EXERCISE OBJECTIVE
Transcribe the records in full, keeping every character as it is.

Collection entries
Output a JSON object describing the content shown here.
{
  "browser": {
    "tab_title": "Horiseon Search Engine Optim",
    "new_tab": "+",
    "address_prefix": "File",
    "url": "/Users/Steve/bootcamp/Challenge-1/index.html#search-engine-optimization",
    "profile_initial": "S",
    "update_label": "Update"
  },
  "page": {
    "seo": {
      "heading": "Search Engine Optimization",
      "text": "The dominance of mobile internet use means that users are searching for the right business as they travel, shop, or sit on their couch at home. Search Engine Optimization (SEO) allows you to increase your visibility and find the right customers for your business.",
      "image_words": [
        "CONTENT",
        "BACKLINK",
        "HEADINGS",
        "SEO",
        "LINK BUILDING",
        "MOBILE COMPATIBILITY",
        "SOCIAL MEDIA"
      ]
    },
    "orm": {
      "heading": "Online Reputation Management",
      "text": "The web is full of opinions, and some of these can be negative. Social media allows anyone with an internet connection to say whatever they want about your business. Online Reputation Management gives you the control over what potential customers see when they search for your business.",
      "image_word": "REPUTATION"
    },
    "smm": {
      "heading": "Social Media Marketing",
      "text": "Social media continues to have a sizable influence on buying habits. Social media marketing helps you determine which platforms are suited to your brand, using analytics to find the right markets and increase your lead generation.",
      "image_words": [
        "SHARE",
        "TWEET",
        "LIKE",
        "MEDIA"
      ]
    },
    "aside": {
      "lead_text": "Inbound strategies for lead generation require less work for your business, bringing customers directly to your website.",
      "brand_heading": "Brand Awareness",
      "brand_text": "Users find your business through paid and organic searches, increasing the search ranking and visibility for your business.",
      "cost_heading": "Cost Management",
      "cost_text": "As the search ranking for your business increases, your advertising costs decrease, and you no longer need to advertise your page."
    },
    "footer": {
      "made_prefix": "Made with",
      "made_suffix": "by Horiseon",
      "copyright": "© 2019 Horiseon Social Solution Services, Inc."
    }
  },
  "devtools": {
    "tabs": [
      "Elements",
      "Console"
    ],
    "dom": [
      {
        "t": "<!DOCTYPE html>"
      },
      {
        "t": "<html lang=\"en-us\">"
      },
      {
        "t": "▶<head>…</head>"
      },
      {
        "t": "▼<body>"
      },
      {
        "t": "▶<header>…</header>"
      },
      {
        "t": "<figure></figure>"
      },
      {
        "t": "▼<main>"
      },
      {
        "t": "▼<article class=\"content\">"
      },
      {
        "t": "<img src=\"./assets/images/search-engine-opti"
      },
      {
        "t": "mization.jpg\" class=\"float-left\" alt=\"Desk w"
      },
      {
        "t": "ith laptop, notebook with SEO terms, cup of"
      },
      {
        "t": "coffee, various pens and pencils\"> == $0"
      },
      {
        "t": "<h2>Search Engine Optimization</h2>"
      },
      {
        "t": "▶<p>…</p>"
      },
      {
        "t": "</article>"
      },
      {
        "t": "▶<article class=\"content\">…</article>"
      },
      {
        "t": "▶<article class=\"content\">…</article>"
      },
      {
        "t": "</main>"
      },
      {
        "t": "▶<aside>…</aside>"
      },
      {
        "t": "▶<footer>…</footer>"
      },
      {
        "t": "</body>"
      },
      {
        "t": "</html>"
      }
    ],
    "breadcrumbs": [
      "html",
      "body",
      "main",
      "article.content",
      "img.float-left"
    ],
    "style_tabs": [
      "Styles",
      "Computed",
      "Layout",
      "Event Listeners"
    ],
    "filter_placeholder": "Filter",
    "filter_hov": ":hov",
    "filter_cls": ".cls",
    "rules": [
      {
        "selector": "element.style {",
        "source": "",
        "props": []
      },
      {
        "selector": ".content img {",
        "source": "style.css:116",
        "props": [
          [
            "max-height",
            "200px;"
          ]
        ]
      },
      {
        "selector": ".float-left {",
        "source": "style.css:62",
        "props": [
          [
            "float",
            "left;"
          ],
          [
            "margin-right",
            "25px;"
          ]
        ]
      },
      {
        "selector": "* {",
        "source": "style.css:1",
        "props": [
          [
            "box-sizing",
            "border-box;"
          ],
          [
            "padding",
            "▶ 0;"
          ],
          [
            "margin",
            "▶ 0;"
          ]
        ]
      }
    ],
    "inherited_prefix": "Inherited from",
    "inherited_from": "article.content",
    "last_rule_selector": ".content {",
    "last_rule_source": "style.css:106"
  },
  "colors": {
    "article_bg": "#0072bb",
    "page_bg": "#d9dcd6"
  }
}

REPLY TO THE EXERCISE
Output a JSON object describing the content shown here.
{
  "browser": {
    "tab_title": "Horiseon Search Engine Optim",
    "new_tab": "+",
    "address_prefix": "File",
    "url": "/Users/Steve/bootcamp/Challenge-1/index.html#search-engine-optimization",
    "profile_initial": "S",
    "update_label": "Update"
  },
  "page": {
    "seo": {
      "heading": "Search Engine Optimization",
      "text": "The dominance of mobile internet use means that users are searching for the right business as they travel, shop, or sit on their couch at home. Search Engine Optimization (SEO) allows you to increase your visibility and find the right customers for your business.",
      "image_words": [
        "CONTENT",
        "BACKLINK",
        "HEADINGS",
        "SEO",
        "LINK BUILDING",
        "MOBILE COMPATIBILITY",
        "SOCIAL MEDIA"
      ]
    },
    "orm": {
      "heading": "Online Reputation Management",
      "text": "The web is full of opinions, and some of these can be negative. Social media allows anyone with an internet connection to say whatever they want about your business. Online Reputation Management gives you the control over what potential customers see when they search for your business.",
      "image_word": "REPUTATION"
    },
    "smm": {
      "heading": "Social Media Marketing",
      "text": "Social media continues to have a sizable influence on buying habits. Social media marketing helps you determine which platforms are suited to your brand, using analytics to find the right markets and increase your lead generation.",
      "image_words": [
        "SHARE",
        "TWEET",
        "LIKE",
        "MEDIA"
      ]
    },
    "aside": {
      "lead_text": "Inbound strategies for lead generation require less work for your business, bringing customers directly to your website.",
      "brand_heading": "Brand Awareness",
      "brand_text": "Users find your business through paid and organic searches, increasing the search ranking and visibility for your business.",
      "cost_heading": "Cost Management",
      "cost_text": "As the search ranking for your business increases, your advertising costs decrease, and you no longer need to advertise your page."
    },
    "footer": {
      "made_prefix": "Made with",
      "made_suffix": "by Horiseon",
      "copyright": "© 2019 Horiseon Social Solution Services, Inc."
    }
  },
  "devtools": {
    "tabs": [
      "Elements",
      "Console"
    ],
    "dom": [
      {
        "t": "<!DOCTYPE html>"
      },
      {
        "t": "<html lang=\"en-us\">"
      },
      {
        "t": "▶<head>…</head>"
      },
      {
        "t": "▼<body>"
      },
      {
        "t": "▶<header>…</header>"
      },
      {
        "t": "<figure></figure>"
      },
      {
        "t": "▼<main>"
      },
      {
        "t": "▼<article class=\"content\">"
      },
      {
        "t": "<img src=\"./assets/images/search-engine-opti"
      },
      {
        "t": "mization.jpg\" class=\"float-left\" alt=\"Desk w"
      },
      {
        "t": "ith laptop, notebook with SEO terms, cup of"
      },
      {
        "t": "coffee, various pens and pencils\"> == $0"
      },
      {
        "t": "<h2>Search Engine Optimization</h2>"
      },
      {
        "t": "▶<p>…</p>"
      },
      {
        "t": "</article>"
      },
      {
        "t": "▶<article class=\"content\">…</article>"
      },
      {
        "t": "▶<article class=\"content\">…</article>"
      },
      {
        "t": "</main>"
      },
      {
        "t": "▶<aside>…</aside>"
      },
      {
        "t": "▶<footer>…</footer>"
      },
      {
        "t": "</body>"
      },
      {
        "t": "</html>"
      }
    ],
    "breadcrumbs": [
      "html",
      "body",
      "main",
      "article.content",
      "img.float-left"
    ],
    "style_tabs": [
      "Styles",
      "Computed",
      "Layout",
      "Event Listeners"
    ],
    "filter_placeholder": "Filter",
    "filter_hov": ":hov",
    "filter_cls": ".cls",
    "rules": [
      {
        "selector": "element.style {",
        "source": "",
        "props": []
      },
      {
        "selector": ".content img {",
        "source": "style.css:116",
        "props": [
          [
            "max-height",
            "200px;"
          ]
        ]
      },
      {
        "selector": ".float-left {",
        "source": "style.css:62",
        "props": [
          [
            "float",
            "left;"
          ],
          [
            "margin-right",
            "25px;"
          ]
        ]
      },
      {
        "selector": "* {",
        "source": "style.css:1",
        "props": [
          [
            "box-sizing",
            "border-box;"
          ],
          [
            "padding",
            "▶ 0;"
          ],
          [
            "margin",
            "▶ 0;"
          ]
        ]
      }
    ],
    "inherited_prefix": "Inherited from",
    "inherited_from": "article.content",
    "last_rule_selector": ".content {",
    "last_rule_source": "style.css:106"
  },
  "colors": {
    "article_bg": "#0072bb",
    "page_bg": "#d9dcd6"
  }
}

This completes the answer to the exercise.